----- Data rows -----

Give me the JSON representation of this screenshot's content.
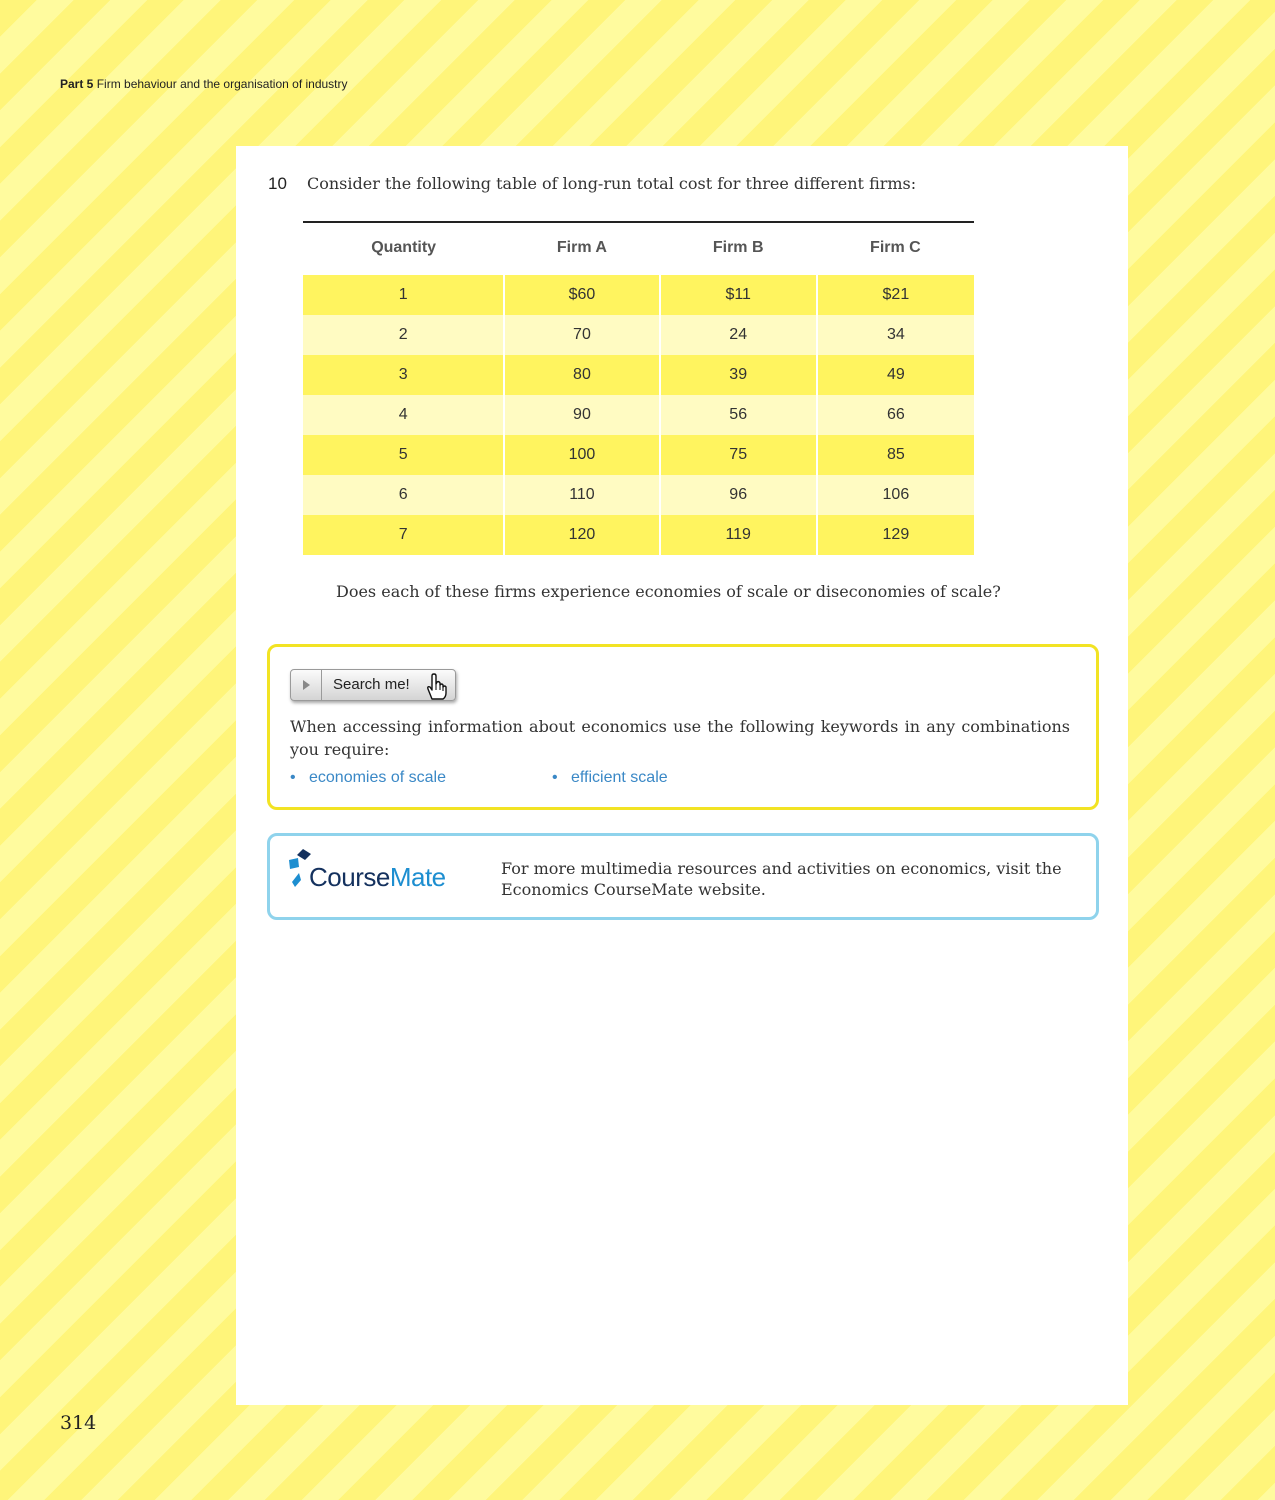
{
  "running_head": {
    "part": "Part 5",
    "title": "Firm behaviour and the organisation of industry"
  },
  "question": {
    "number": "10",
    "text": "Consider the following table of long-run total cost for three different firms:",
    "follow_up": "Does each of these firms experience economies of scale or diseconomies of scale?"
  },
  "table": {
    "headers": [
      "Quantity",
      "Firm A",
      "Firm B",
      "Firm C"
    ],
    "rows": [
      [
        "1",
        "$60",
        "$11",
        "$21"
      ],
      [
        "2",
        "70",
        "24",
        "34"
      ],
      [
        "3",
        "80",
        "39",
        "49"
      ],
      [
        "4",
        "90",
        "56",
        "66"
      ],
      [
        "5",
        "100",
        "75",
        "85"
      ],
      [
        "6",
        "110",
        "96",
        "106"
      ],
      [
        "7",
        "120",
        "119",
        "129"
      ]
    ]
  },
  "search_box": {
    "button_label": "Search me!",
    "intro": "When accessing information about economics use the following keywords in any combinations you require:",
    "keywords": [
      "economies of scale",
      "efficient scale"
    ]
  },
  "coursemate": {
    "logo_part1": "Course",
    "logo_part2": "Mate",
    "text": "For more multimedia resources and activities on economics, visit the Economics CourseMate website."
  },
  "page_number": "314",
  "colors": {
    "stripe_dark": "#fff57a",
    "stripe_light": "#fffb9e",
    "row_dark": "#fff45f",
    "row_light": "#fffbc2",
    "search_border": "#f2e323",
    "coursemate_border": "#8fd3ec",
    "keyword_blue": "#3a88c6",
    "logo_navy": "#14315e",
    "logo_blue": "#1d8ed0"
  }
}
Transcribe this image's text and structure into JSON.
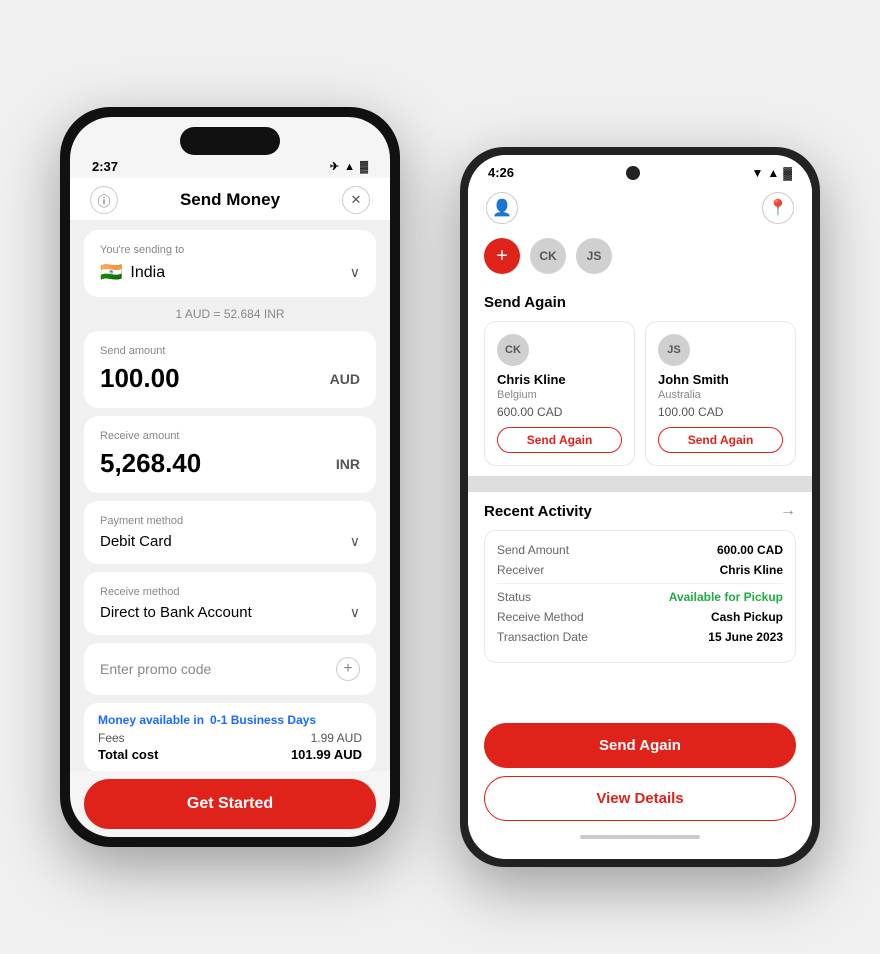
{
  "left_phone": {
    "status_time": "2:37",
    "title": "Send Money",
    "destination_label": "You're sending to",
    "destination_country": "India",
    "destination_flag": "🇮🇳",
    "exchange_rate": "1 AUD = 52.684 INR",
    "send_amount_label": "Send amount",
    "send_amount": "100.00",
    "send_currency": "AUD",
    "receive_amount_label": "Receive amount",
    "receive_amount": "5,268.40",
    "receive_currency": "INR",
    "payment_method_label": "Payment method",
    "payment_method": "Debit Card",
    "receive_method_label": "Receive method",
    "receive_method": "Direct to Bank Account",
    "promo_placeholder": "Enter promo code",
    "money_available_label": "Money available in",
    "business_days": "0-1 Business Days",
    "fees_label": "Fees",
    "fees_value": "1.99 AUD",
    "total_label": "Total cost",
    "total_value": "101.99 AUD",
    "cta_button": "Get Started"
  },
  "right_phone": {
    "status_time": "4:26",
    "contacts": [
      "CK",
      "JS"
    ],
    "send_again_title": "Send Again",
    "send_again_contacts": [
      {
        "initials": "CK",
        "name": "Chris Kline",
        "country": "Belgium",
        "amount": "600.00 CAD",
        "button": "Send Again"
      },
      {
        "initials": "JS",
        "name": "John Smith",
        "country": "Australia",
        "amount": "100.00 CAD",
        "button": "Send Again"
      }
    ],
    "recent_activity_title": "Recent Activity",
    "activity": {
      "send_amount_label": "Send Amount",
      "send_amount_value": "600.00 CAD",
      "receiver_label": "Receiver",
      "receiver_value": "Chris Kline",
      "status_label": "Status",
      "status_value": "Available for Pickup",
      "receive_method_label": "Receive Method",
      "receive_method_value": "Cash Pickup",
      "transaction_date_label": "Transaction Date",
      "transaction_date_value": "15 June 2023"
    },
    "send_again_button": "Send Again",
    "view_details_button": "View Details"
  },
  "colors": {
    "primary_red": "#e0231a",
    "blue": "#1a6aff",
    "green": "#22aa44"
  }
}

-----

◆ Task brief: Determine the number of lines in the listing that hold the word "Chris", and supply that number and nothing further.

◆ Task answer: 2